A block of data
------------------------
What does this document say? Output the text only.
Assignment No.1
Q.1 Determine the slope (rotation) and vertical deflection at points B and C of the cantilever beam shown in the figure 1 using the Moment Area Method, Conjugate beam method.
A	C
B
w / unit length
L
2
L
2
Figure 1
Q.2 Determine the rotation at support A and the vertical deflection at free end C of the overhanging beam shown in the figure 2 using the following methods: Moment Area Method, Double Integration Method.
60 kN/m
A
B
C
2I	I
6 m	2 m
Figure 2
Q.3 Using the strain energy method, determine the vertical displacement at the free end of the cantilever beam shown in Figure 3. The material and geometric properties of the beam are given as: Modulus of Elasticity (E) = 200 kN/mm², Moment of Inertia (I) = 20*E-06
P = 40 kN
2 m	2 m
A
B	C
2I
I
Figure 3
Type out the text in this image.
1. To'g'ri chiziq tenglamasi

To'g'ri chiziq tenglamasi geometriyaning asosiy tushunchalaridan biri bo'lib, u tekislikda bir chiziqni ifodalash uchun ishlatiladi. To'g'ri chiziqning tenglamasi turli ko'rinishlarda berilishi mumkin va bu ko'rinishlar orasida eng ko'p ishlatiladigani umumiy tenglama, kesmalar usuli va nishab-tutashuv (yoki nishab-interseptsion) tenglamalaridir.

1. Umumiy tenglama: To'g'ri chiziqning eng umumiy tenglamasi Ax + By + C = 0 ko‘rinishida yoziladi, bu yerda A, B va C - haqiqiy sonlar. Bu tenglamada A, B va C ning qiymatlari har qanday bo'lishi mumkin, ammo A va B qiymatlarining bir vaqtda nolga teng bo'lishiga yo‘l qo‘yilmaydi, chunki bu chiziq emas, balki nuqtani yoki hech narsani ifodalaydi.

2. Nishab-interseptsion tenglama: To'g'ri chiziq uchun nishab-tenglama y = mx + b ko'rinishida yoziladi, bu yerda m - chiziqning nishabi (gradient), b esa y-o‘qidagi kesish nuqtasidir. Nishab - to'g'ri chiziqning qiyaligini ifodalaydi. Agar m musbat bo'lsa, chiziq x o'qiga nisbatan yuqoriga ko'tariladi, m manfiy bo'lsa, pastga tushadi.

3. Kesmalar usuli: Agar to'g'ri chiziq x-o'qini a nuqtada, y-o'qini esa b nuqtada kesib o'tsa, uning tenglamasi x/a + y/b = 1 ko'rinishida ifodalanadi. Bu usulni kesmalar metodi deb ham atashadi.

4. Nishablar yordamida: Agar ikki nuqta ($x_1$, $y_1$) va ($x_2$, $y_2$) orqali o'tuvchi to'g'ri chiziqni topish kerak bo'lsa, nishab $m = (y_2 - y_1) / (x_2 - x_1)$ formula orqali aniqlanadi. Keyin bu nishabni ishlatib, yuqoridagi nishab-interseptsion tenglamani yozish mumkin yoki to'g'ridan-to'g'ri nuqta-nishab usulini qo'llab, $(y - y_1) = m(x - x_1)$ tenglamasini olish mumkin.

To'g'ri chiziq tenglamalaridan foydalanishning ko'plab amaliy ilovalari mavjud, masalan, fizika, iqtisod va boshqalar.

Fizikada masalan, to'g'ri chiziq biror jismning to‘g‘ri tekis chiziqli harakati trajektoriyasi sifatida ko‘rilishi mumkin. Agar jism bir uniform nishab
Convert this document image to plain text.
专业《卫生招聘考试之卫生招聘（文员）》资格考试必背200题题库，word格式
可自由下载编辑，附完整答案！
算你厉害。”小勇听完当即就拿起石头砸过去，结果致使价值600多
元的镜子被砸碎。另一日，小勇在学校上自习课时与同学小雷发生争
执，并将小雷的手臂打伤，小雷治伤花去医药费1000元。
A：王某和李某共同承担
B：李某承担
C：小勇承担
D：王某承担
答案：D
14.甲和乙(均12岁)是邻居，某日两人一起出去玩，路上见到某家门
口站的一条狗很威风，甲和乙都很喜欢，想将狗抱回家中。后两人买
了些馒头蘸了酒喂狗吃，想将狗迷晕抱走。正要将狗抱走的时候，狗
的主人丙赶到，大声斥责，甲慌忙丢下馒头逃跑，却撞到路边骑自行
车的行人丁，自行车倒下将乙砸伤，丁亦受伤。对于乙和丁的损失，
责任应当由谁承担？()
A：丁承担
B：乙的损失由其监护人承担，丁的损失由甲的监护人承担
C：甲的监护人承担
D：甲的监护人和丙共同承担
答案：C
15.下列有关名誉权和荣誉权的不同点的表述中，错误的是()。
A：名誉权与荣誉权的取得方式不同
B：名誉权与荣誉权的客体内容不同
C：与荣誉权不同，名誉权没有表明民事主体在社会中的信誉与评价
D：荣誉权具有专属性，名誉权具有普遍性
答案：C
------------------------
*Exercise requirements*. Beginning with the line that contains "Convert this document image to plain text.", quote each line exactly through the last line of the entries above, and nothing beyond them.

*Solution*.
Convert this document image to plain text.
专业《卫生招聘考试之卫生招聘（文员）》资格考试必背200题题库，word格式
可自由下载编辑，附完整答案！
算你厉害。”小勇听完当即就拿起石头砸过去，结果致使价值600多
元的镜子被砸碎。另一日，小勇在学校上自习课时与同学小雷发生争
执，并将小雷的手臂打伤，小雷治伤花去医药费1000元。
A：王某和李某共同承担
B：李某承担
C：小勇承担
D：王某承担
答案：D
14.甲和乙(均12岁)是邻居，某日两人一起出去玩，路上见到某家门
口站的一条狗很威风，甲和乙都很喜欢，想将狗抱回家中。后两人买
了些馒头蘸了酒喂狗吃，想将狗迷晕抱走。正要将狗抱走的时候，狗
的主人丙赶到，大声斥责，甲慌忙丢下馒头逃跑，却撞到路边骑自行
车的行人丁，自行车倒下将乙砸伤，丁亦受伤。对于乙和丁的损失，
责任应当由谁承担？()
A：丁承担
B：乙的损失由其监护人承担，丁的损失由甲的监护人承担
C：甲的监护人承担
D：甲的监护人和丙共同承担
答案：C
15.下列有关名誉权和荣誉权的不同点的表述中，错误的是()。
A：名誉权与荣誉权的取得方式不同
B：名誉权与荣誉权的客体内容不同
C：与荣誉权不同，名誉权没有表明民事主体在社会中的信誉与评价
D：荣誉权具有专属性，名誉权具有普遍性
答案：C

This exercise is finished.